Required work: Give the data below again exactly as it stands. Omit the pictures.

Records for the task:
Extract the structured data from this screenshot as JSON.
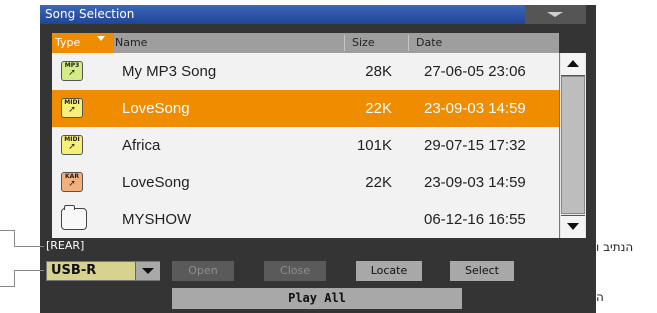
{
  "window": {
    "title": "Song Selection"
  },
  "columns": {
    "type": "Type",
    "name": "Name",
    "size": "Size",
    "date": "Date"
  },
  "files": [
    {
      "icon": "mp3-file-icon",
      "badge": "MP3",
      "name": "My MP3 Song",
      "size": "28K",
      "date": "27-06-05 23:06",
      "selected": false
    },
    {
      "icon": "midi-file-icon",
      "badge": "MIDI",
      "name": "LoveSong",
      "size": "22K",
      "date": "23-09-03 14:59",
      "selected": true
    },
    {
      "icon": "midi-file-icon",
      "badge": "MIDI",
      "name": "Africa",
      "size": "101K",
      "date": "29-07-15 17:32",
      "selected": false
    },
    {
      "icon": "kar-file-icon",
      "badge": "KAR",
      "name": "LoveSong",
      "size": "22K",
      "date": "23-09-03 14:59",
      "selected": false
    },
    {
      "icon": "folder-icon",
      "badge": "",
      "name": "MYSHOW",
      "size": "",
      "date": "06-12-16 16:55",
      "selected": false
    }
  ],
  "path": "[REAR]",
  "device": {
    "value": "USB-R"
  },
  "buttons": {
    "open": "Open",
    "close": "Close",
    "locate": "Locate",
    "select": "Select",
    "play_all": "Play All"
  },
  "annotations": {
    "path_label": "הנתיב ו",
    "device_label": "ה"
  },
  "colors": {
    "selection": "#f08c00",
    "title_bar": "#2a52a8",
    "screen_bg": "#343434"
  }
}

Full solution:
Extract the structured data from this screenshot as JSON.
{
  "window": {
    "title": "Song Selection"
  },
  "columns": {
    "type": "Type",
    "name": "Name",
    "size": "Size",
    "date": "Date"
  },
  "files": [
    {
      "icon": "mp3-file-icon",
      "badge": "MP3",
      "name": "My MP3 Song",
      "size": "28K",
      "date": "27-06-05 23:06",
      "selected": false
    },
    {
      "icon": "midi-file-icon",
      "badge": "MIDI",
      "name": "LoveSong",
      "size": "22K",
      "date": "23-09-03 14:59",
      "selected": true
    },
    {
      "icon": "midi-file-icon",
      "badge": "MIDI",
      "name": "Africa",
      "size": "101K",
      "date": "29-07-15 17:32",
      "selected": false
    },
    {
      "icon": "kar-file-icon",
      "badge": "KAR",
      "name": "LoveSong",
      "size": "22K",
      "date": "23-09-03 14:59",
      "selected": false
    },
    {
      "icon": "folder-icon",
      "badge": "",
      "name": "MYSHOW",
      "size": "",
      "date": "06-12-16 16:55",
      "selected": false
    }
  ],
  "path": "[REAR]",
  "device": {
    "value": "USB-R"
  },
  "buttons": {
    "open": "Open",
    "close": "Close",
    "locate": "Locate",
    "select": "Select",
    "play_all": "Play All"
  },
  "annotations": {
    "path_label": "הנתיב ו",
    "device_label": "ה"
  },
  "colors": {
    "selection": "#f08c00",
    "title_bar": "#2a52a8",
    "screen_bg": "#343434"
  }
}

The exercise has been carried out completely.